DATA LISTING »
┌────────
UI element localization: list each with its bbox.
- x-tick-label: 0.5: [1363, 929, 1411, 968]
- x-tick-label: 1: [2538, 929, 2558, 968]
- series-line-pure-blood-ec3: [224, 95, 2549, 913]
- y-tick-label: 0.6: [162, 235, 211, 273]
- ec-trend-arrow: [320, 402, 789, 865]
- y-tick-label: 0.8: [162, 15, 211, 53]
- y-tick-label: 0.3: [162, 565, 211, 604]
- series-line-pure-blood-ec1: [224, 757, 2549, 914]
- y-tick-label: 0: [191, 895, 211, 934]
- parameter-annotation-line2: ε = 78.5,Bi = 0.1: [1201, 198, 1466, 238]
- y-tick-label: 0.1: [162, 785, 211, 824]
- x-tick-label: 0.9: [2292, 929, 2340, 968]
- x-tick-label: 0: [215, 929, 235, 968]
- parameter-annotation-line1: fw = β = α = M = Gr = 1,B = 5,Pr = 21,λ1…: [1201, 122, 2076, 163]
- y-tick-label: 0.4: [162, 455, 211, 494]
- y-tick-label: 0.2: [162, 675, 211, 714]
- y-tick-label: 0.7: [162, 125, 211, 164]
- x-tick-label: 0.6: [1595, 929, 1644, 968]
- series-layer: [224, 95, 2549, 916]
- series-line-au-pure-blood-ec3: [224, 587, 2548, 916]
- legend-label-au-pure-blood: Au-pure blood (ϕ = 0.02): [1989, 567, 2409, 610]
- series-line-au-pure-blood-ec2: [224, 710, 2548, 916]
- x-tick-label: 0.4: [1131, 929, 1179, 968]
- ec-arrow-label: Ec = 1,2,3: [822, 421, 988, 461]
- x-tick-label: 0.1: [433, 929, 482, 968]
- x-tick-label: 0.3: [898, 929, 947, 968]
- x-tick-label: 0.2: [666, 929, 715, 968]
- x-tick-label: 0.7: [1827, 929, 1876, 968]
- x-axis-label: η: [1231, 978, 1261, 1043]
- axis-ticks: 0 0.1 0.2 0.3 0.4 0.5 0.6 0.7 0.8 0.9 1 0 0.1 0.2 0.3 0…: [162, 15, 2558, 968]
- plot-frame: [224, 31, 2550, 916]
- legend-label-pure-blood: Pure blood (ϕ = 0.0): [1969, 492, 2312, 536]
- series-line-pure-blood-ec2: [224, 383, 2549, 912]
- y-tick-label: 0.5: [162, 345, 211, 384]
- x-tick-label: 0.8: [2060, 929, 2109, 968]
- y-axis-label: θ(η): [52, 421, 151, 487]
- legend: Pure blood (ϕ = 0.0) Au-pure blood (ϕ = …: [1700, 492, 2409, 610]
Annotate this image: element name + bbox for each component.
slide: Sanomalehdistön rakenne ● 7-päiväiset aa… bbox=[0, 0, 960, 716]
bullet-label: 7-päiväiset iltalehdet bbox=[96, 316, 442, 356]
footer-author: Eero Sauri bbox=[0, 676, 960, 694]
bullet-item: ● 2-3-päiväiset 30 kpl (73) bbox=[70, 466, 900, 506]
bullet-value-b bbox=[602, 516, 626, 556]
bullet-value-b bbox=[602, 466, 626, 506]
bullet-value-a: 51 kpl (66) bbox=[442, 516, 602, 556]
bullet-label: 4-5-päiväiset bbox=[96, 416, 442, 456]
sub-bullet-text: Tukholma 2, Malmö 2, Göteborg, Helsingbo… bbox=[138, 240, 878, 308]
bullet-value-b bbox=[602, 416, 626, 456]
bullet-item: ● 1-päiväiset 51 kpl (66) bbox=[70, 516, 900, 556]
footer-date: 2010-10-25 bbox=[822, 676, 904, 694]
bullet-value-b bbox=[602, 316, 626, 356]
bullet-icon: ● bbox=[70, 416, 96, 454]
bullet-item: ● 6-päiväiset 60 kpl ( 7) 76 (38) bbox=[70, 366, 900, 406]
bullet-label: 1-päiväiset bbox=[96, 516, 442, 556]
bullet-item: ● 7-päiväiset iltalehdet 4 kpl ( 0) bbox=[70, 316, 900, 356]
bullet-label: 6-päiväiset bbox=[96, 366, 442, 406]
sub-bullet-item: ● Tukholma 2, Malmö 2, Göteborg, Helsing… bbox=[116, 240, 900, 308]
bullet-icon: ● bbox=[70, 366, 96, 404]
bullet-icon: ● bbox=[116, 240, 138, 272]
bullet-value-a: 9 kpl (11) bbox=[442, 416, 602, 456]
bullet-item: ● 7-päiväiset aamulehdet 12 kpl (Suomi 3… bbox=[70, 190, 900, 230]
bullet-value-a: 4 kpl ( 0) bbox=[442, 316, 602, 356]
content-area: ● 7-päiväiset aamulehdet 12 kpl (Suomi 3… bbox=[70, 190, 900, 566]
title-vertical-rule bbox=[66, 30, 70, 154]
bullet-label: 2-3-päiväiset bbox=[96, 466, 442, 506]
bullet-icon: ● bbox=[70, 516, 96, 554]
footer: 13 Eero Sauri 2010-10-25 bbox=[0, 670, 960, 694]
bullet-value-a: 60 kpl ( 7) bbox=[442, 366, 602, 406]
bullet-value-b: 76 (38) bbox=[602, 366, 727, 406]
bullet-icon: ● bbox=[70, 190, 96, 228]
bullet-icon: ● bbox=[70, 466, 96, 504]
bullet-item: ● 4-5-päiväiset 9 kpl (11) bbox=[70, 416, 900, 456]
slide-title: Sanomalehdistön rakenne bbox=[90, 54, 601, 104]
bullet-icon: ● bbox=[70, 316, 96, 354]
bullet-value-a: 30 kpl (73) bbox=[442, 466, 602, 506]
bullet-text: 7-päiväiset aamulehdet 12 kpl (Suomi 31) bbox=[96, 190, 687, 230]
└────────
Copy the records line for line, starting at the very first line and ending at the line that contains "- x-tick-label: 0.8: [2060, 929, 2109, 968]", with that line included.

RESPONSE TO THE EXERCISE »
UI element localization: list each with its bbox.
- x-tick-label: 0.5: [1363, 929, 1411, 968]
- x-tick-label: 1: [2538, 929, 2558, 968]
- series-line-pure-blood-ec3: [224, 95, 2549, 913]
- y-tick-label: 0.6: [162, 235, 211, 273]
- ec-trend-arrow: [320, 402, 789, 865]
- y-tick-label: 0.8: [162, 15, 211, 53]
- y-tick-label: 0.3: [162, 565, 211, 604]
- series-line-pure-blood-ec1: [224, 757, 2549, 914]
- y-tick-label: 0: [191, 895, 211, 934]
- parameter-annotation-line2: ε = 78.5,Bi = 0.1: [1201, 198, 1466, 238]
- y-tick-label: 0.1: [162, 785, 211, 824]
- x-tick-label: 0.9: [2292, 929, 2340, 968]
- x-tick-label: 0: [215, 929, 235, 968]
- parameter-annotation-line1: fw = β = α = M = Gr = 1,B = 5,Pr = 21,λ1…: [1201, 122, 2076, 163]
- y-tick-label: 0.4: [162, 455, 211, 494]
- y-tick-label: 0.2: [162, 675, 211, 714]
- y-tick-label: 0.7: [162, 125, 211, 164]
- x-tick-label: 0.6: [1595, 929, 1644, 968]
- series-layer: [224, 95, 2549, 916]
- series-line-au-pure-blood-ec3: [224, 587, 2548, 916]
- legend-label-au-pure-blood: Au-pure blood (ϕ = 0.02): [1989, 567, 2409, 610]
- series-line-au-pure-blood-ec2: [224, 710, 2548, 916]
- x-tick-label: 0.4: [1131, 929, 1179, 968]
- ec-arrow-label: Ec = 1,2,3: [822, 421, 988, 461]
- x-tick-label: 0.1: [433, 929, 482, 968]
- x-tick-label: 0.3: [898, 929, 947, 968]
- x-tick-label: 0.2: [666, 929, 715, 968]
- x-tick-label: 0.7: [1827, 929, 1876, 968]
- x-axis-label: η: [1231, 978, 1261, 1043]
- axis-ticks: 0 0.1 0.2 0.3 0.4 0.5 0.6 0.7 0.8 0.9 1 0 0.1 0.2 0.3 0…: [162, 15, 2558, 968]
- plot-frame: [224, 31, 2550, 916]
- legend-label-pure-blood: Pure blood (ϕ = 0.0): [1969, 492, 2312, 536]
- series-line-pure-blood-ec2: [224, 383, 2549, 912]
- y-tick-label: 0.5: [162, 345, 211, 384]
- x-tick-label: 0.8: [2060, 929, 2109, 968]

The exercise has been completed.